## Stored records
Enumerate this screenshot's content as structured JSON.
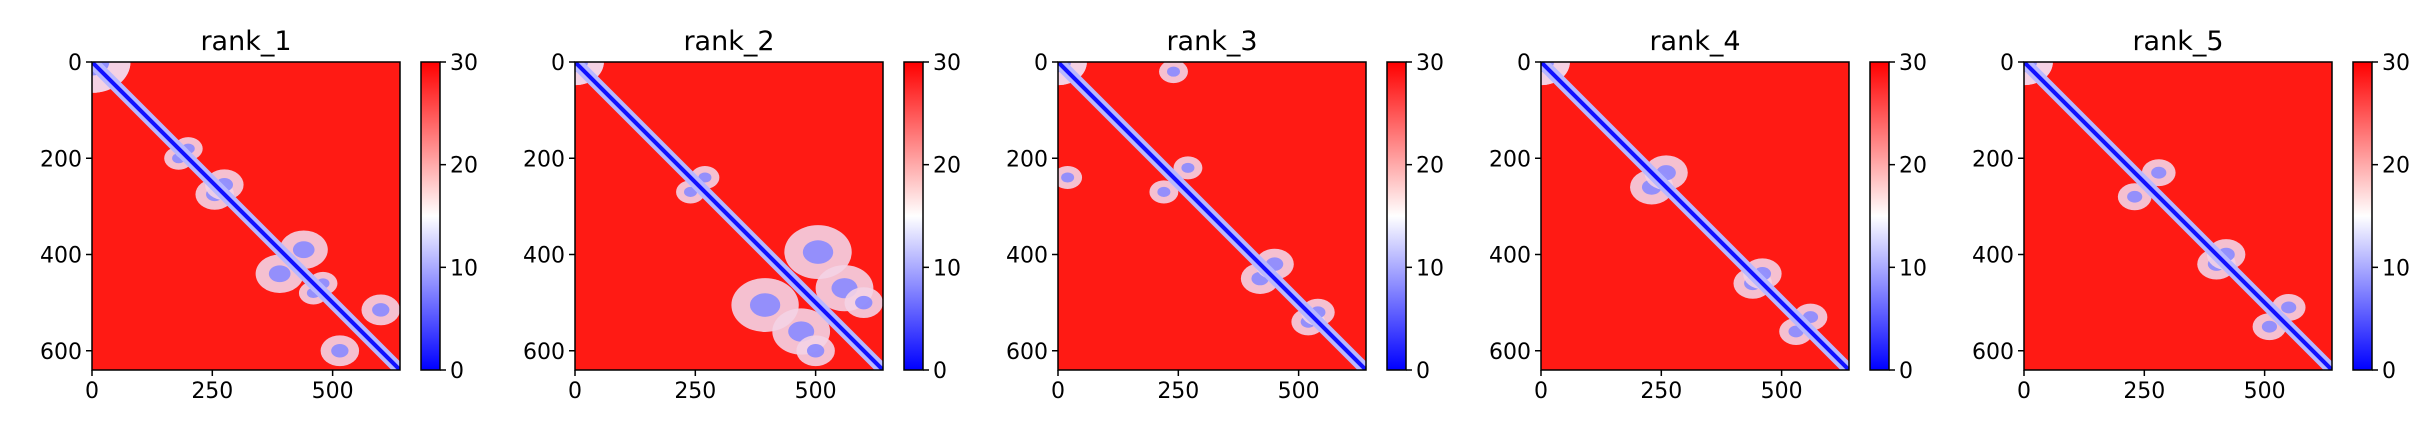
{
  "chart_data": [
    {
      "type": "heatmap",
      "title": "rank_1",
      "x_ticks": [
        "0",
        "250",
        "500"
      ],
      "y_ticks": [
        "0",
        "200",
        "400",
        "600"
      ],
      "colorbar": {
        "ticks": [
          "0",
          "10",
          "20",
          "30"
        ],
        "range": [
          0,
          30
        ],
        "colors": [
          "#0000ff",
          "#ffffff",
          "#ff0000"
        ]
      },
      "size": [
        640,
        640
      ],
      "features": [
        [
          0,
          0,
          80,
          10
        ],
        [
          180,
          200,
          30,
          8
        ],
        [
          255,
          275,
          40,
          6
        ],
        [
          390,
          440,
          50,
          9
        ],
        [
          460,
          480,
          30,
          7
        ],
        [
          515,
          600,
          40,
          8
        ]
      ]
    },
    {
      "type": "heatmap",
      "title": "rank_2",
      "x_ticks": [
        "0",
        "250",
        "500"
      ],
      "y_ticks": [
        "0",
        "200",
        "400",
        "600"
      ],
      "colorbar": {
        "ticks": [
          "0",
          "10",
          "20",
          "30"
        ],
        "range": [
          0,
          30
        ],
        "colors": [
          "#0000ff",
          "#ffffff",
          "#ff0000"
        ]
      },
      "size": [
        640,
        640
      ],
      "features": [
        [
          0,
          0,
          60,
          14
        ],
        [
          240,
          270,
          30,
          14
        ],
        [
          395,
          505,
          70,
          12
        ],
        [
          470,
          560,
          60,
          12
        ],
        [
          500,
          600,
          40,
          12
        ]
      ]
    },
    {
      "type": "heatmap",
      "title": "rank_3",
      "x_ticks": [
        "0",
        "250",
        "500"
      ],
      "y_ticks": [
        "0",
        "200",
        "400",
        "600"
      ],
      "colorbar": {
        "ticks": [
          "0",
          "10",
          "20",
          "30"
        ],
        "range": [
          0,
          30
        ],
        "colors": [
          "#0000ff",
          "#ffffff",
          "#ff0000"
        ]
      },
      "size": [
        640,
        640
      ],
      "features": [
        [
          0,
          0,
          60,
          10
        ],
        [
          20,
          240,
          30,
          12
        ],
        [
          220,
          270,
          30,
          8
        ],
        [
          420,
          450,
          40,
          9
        ],
        [
          520,
          540,
          35,
          8
        ]
      ]
    },
    {
      "type": "heatmap",
      "title": "rank_4",
      "x_ticks": [
        "0",
        "250",
        "500"
      ],
      "y_ticks": [
        "0",
        "200",
        "400",
        "600"
      ],
      "colorbar": {
        "ticks": [
          "0",
          "10",
          "20",
          "30"
        ],
        "range": [
          0,
          30
        ],
        "colors": [
          "#0000ff",
          "#ffffff",
          "#ff0000"
        ]
      },
      "size": [
        640,
        640
      ],
      "features": [
        [
          0,
          0,
          60,
          10
        ],
        [
          230,
          260,
          45,
          6
        ],
        [
          440,
          460,
          40,
          9
        ],
        [
          530,
          560,
          35,
          8
        ]
      ]
    },
    {
      "type": "heatmap",
      "title": "rank_5",
      "x_ticks": [
        "0",
        "250",
        "500"
      ],
      "y_ticks": [
        "0",
        "200",
        "400",
        "600"
      ],
      "colorbar": {
        "ticks": [
          "0",
          "10",
          "20",
          "30"
        ],
        "range": [
          0,
          30
        ],
        "colors": [
          "#0000ff",
          "#ffffff",
          "#ff0000"
        ]
      },
      "size": [
        640,
        640
      ],
      "features": [
        [
          0,
          0,
          60,
          10
        ],
        [
          230,
          280,
          35,
          9
        ],
        [
          400,
          420,
          40,
          11
        ],
        [
          510,
          550,
          35,
          8
        ]
      ]
    }
  ]
}
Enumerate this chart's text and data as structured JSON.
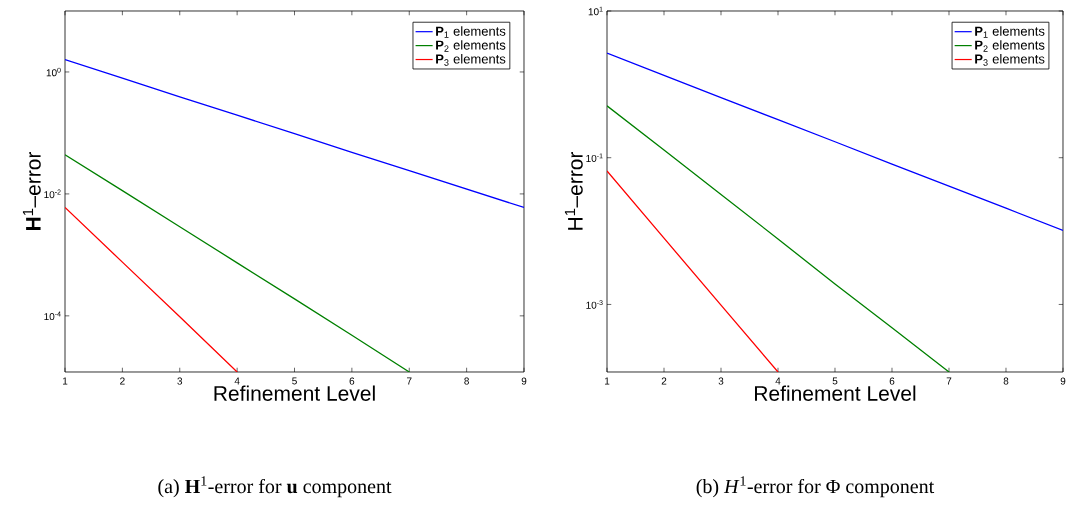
{
  "chart_data": [
    {
      "type": "line",
      "xlabel": "Refinement Level",
      "ylabel": "**H**$^{1}$–error",
      "annotations": [
        "(a) **H**$^{1}$-error for **u** component"
      ],
      "log": "y",
      "legend": "top right",
      "xlim": [
        1,
        9
      ],
      "xticks": [
        1,
        2,
        3,
        4,
        5,
        6,
        7,
        8,
        9
      ],
      "ylim": [
        1.2e-05,
        10
      ],
      "yticks": [
        {
          "value": 1,
          "label": "10$^{0}$"
        },
        {
          "value": 0.01,
          "label": "10$^{-2}$"
        },
        {
          "value": 0.0001,
          "label": "10$^{-4}$"
        }
      ],
      "series": [
        {
          "name": "**P**$_{1}$ elements",
          "color": "#0000ff",
          "x": [
            1,
            2,
            3,
            4,
            5,
            6,
            7,
            8,
            9
          ],
          "values": [
            1.6,
            0.79,
            0.39,
            0.196,
            0.097,
            0.048,
            0.024,
            0.012,
            0.006
          ]
        },
        {
          "name": "**P**$_{2}$ elements",
          "color": "#008000",
          "x": [
            1,
            2,
            3,
            4,
            5,
            6,
            7
          ],
          "values": [
            0.044,
            0.0113,
            0.0029,
            0.00074,
            0.00019,
            4.8e-05,
            1.2e-05
          ]
        },
        {
          "name": "**P**$_{3}$ elements",
          "color": "#ff0000",
          "x": [
            1,
            2,
            3,
            4
          ],
          "values": [
            0.006,
            0.00076,
            9.7e-05,
            1.2e-05
          ]
        }
      ]
    },
    {
      "type": "line",
      "xlabel": "Refinement Level",
      "ylabel": "H$^{1}$–error",
      "annotations": [
        "(b) *H*$^{1}$-error for Φ component"
      ],
      "log": "y",
      "legend": "top right",
      "xlim": [
        1,
        9
      ],
      "xticks": [
        1,
        2,
        3,
        4,
        5,
        6,
        7,
        8,
        9
      ],
      "ylim": [
        0.00012,
        10
      ],
      "yticks": [
        {
          "value": 10,
          "label": "10$^{1}$"
        },
        {
          "value": 0.1,
          "label": "10$^{-1}$"
        },
        {
          "value": 0.001,
          "label": "10$^{-3}$"
        }
      ],
      "series": [
        {
          "name": "**P**$_{1}$ elements",
          "color": "#0000ff",
          "x": [
            1,
            2,
            3,
            4,
            5,
            6,
            7,
            8,
            9
          ],
          "values": [
            2.67,
            1.33,
            0.66,
            0.33,
            0.165,
            0.082,
            0.041,
            0.0205,
            0.0102
          ]
        },
        {
          "name": "**P**$_{2}$ elements",
          "color": "#008000",
          "x": [
            1,
            2,
            3,
            4,
            5,
            6,
            7
          ],
          "values": [
            0.51,
            0.127,
            0.0316,
            0.0078,
            0.0019,
            0.00048,
            0.00012
          ]
        },
        {
          "name": "**P**$_{3}$ elements",
          "color": "#ff0000",
          "x": [
            1,
            2,
            3,
            4
          ],
          "values": [
            0.066,
            0.008,
            0.00098,
            0.00012
          ]
        }
      ]
    }
  ]
}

## Instruction
Drop the images and quote the entries word for word.

## Completed exercise
Enumerate this screenshot's content as structured JSON.
{
  "chart_data": [
    {
      "type": "heatmap",
      "title": "rank_1",
      "x_ticks": [
        "0",
        "250",
        "500"
      ],
      "y_ticks": [
        "0",
        "200",
        "400",
        "600"
      ],
      "colorbar": {
        "ticks": [
          "0",
          "10",
          "20",
          "30"
        ],
        "range": [
          0,
          30
        ],
        "colors": [
          "#0000ff",
          "#ffffff",
          "#ff0000"
        ]
      },
      "size": [
        640,
        640
      ],
      "features": [
        [
          0,
          0,
          80,
          10
        ],
        [
          180,
          200,
          30,
          8
        ],
        [
          255,
          275,
          40,
          6
        ],
        [
          390,
          440,
          50,
          9
        ],
        [
          460,
          480,
          30,
          7
        ],
        [
          515,
          600,
          40,
          8
        ]
      ]
    },
    {
      "type": "heatmap",
      "title": "rank_2",
      "x_ticks": [
        "0",
        "250",
        "500"
      ],
      "y_ticks": [
        "0",
        "200",
        "400",
        "600"
      ],
      "colorbar": {
        "ticks": [
          "0",
          "10",
          "20",
          "30"
        ],
        "range": [
          0,
          30
        ],
        "colors": [
          "#0000ff",
          "#ffffff",
          "#ff0000"
        ]
      },
      "size": [
        640,
        640
      ],
      "features": [
        [
          0,
          0,
          60,
          14
        ],
        [
          240,
          270,
          30,
          14
        ],
        [
          395,
          505,
          70,
          12
        ],
        [
          470,
          560,
          60,
          12
        ],
        [
          500,
          600,
          40,
          12
        ]
      ]
    },
    {
      "type": "heatmap",
      "title": "rank_3",
      "x_ticks": [
        "0",
        "250",
        "500"
      ],
      "y_ticks": [
        "0",
        "200",
        "400",
        "600"
      ],
      "colorbar": {
        "ticks": [
          "0",
          "10",
          "20",
          "30"
        ],
        "range": [
          0,
          30
        ],
        "colors": [
          "#0000ff",
          "#ffffff",
          "#ff0000"
        ]
      },
      "size": [
        640,
        640
      ],
      "features": [
        [
          0,
          0,
          60,
          10
        ],
        [
          20,
          240,
          30,
          12
        ],
        [
          220,
          270,
          30,
          8
        ],
        [
          420,
          450,
          40,
          9
        ],
        [
          520,
          540,
          35,
          8
        ]
      ]
    },
    {
      "type": "heatmap",
      "title": "rank_4",
      "x_ticks": [
        "0",
        "250",
        "500"
      ],
      "y_ticks": [
        "0",
        "200",
        "400",
        "600"
      ],
      "colorbar": {
        "ticks": [
          "0",
          "10",
          "20",
          "30"
        ],
        "range": [
          0,
          30
        ],
        "colors": [
          "#0000ff",
          "#ffffff",
          "#ff0000"
        ]
      },
      "size": [
        640,
        640
      ],
      "features": [
        [
          0,
          0,
          60,
          10
        ],
        [
          230,
          260,
          45,
          6
        ],
        [
          440,
          460,
          40,
          9
        ],
        [
          530,
          560,
          35,
          8
        ]
      ]
    },
    {
      "type": "heatmap",
      "title": "rank_5",
      "x_ticks": [
        "0",
        "250",
        "500"
      ],
      "y_ticks": [
        "0",
        "200",
        "400",
        "600"
      ],
      "colorbar": {
        "ticks": [
          "0",
          "10",
          "20",
          "30"
        ],
        "range": [
          0,
          30
        ],
        "colors": [
          "#0000ff",
          "#ffffff",
          "#ff0000"
        ]
      },
      "size": [
        640,
        640
      ],
      "features": [
        [
          0,
          0,
          60,
          10
        ],
        [
          230,
          280,
          35,
          9
        ],
        [
          400,
          420,
          40,
          11
        ],
        [
          510,
          550,
          35,
          8
        ]
      ]
    }
  ]
}
Enumerate this chart's text and data as structured JSON.
{
  "chart_data": [
    {
      "type": "line",
      "xlabel": "Refinement Level",
      "ylabel": "**H**$^{1}$–error",
      "annotations": [
        "(a) **H**$^{1}$-error for **u** component"
      ],
      "log": "y",
      "legend": "top right",
      "xlim": [
        1,
        9
      ],
      "xticks": [
        1,
        2,
        3,
        4,
        5,
        6,
        7,
        8,
        9
      ],
      "ylim": [
        1.2e-05,
        10
      ],
      "yticks": [
        {
          "value": 1,
          "label": "10$^{0}$"
        },
        {
          "value": 0.01,
          "label": "10$^{-2}$"
        },
        {
          "value": 0.0001,
          "label": "10$^{-4}$"
        }
      ],
      "series": [
        {
          "name": "**P**$_{1}$ elements",
          "color": "#0000ff",
          "x": [
            1,
            2,
            3,
            4,
            5,
            6,
            7,
            8,
            9
          ],
          "values": [
            1.6,
            0.79,
            0.39,
            0.196,
            0.097,
            0.048,
            0.024,
            0.012,
            0.006
          ]
        },
        {
          "name": "**P**$_{2}$ elements",
          "color": "#008000",
          "x": [
            1,
            2,
            3,
            4,
            5,
            6,
            7
          ],
          "values": [
            0.044,
            0.0113,
            0.0029,
            0.00074,
            0.00019,
            4.8e-05,
            1.2e-05
          ]
        },
        {
          "name": "**P**$_{3}$ elements",
          "color": "#ff0000",
          "x": [
            1,
            2,
            3,
            4
          ],
          "values": [
            0.006,
            0.00076,
            9.7e-05,
            1.2e-05
          ]
        }
      ]
    },
    {
      "type": "line",
      "xlabel": "Refinement Level",
      "ylabel": "H$^{1}$–error",
      "annotations": [
        "(b) *H*$^{1}$-error for Φ component"
      ],
      "log": "y",
      "legend": "top right",
      "xlim": [
        1,
        9
      ],
      "xticks": [
        1,
        2,
        3,
        4,
        5,
        6,
        7,
        8,
        9
      ],
      "ylim": [
        0.00012,
        10
      ],
      "yticks": [
        {
          "value": 10,
          "label": "10$^{1}$"
        },
        {
          "value": 0.1,
          "label": "10$^{-1}$"
        },
        {
          "value": 0.001,
          "label": "10$^{-3}$"
        }
      ],
      "series": [
        {
          "name": "**P**$_{1}$ elements",
          "color": "#0000ff",
          "x": [
            1,
            2,
            3,
            4,
            5,
            6,
            7,
            8,
            9
          ],
          "values": [
            2.67,
            1.33,
            0.66,
            0.33,
            0.165,
            0.082,
            0.041,
            0.0205,
            0.0102
          ]
        },
        {
          "name": "**P**$_{2}$ elements",
          "color": "#008000",
          "x": [
            1,
            2,
            3,
            4,
            5,
            6,
            7
          ],
          "values": [
            0.51,
            0.127,
            0.0316,
            0.0078,
            0.0019,
            0.00048,
            0.00012
          ]
        },
        {
          "name": "**P**$_{3}$ elements",
          "color": "#ff0000",
          "x": [
            1,
            2,
            3,
            4
          ],
          "values": [
            0.066,
            0.008,
            0.00098,
            0.00012
          ]
        }
      ]
    }
  ]
}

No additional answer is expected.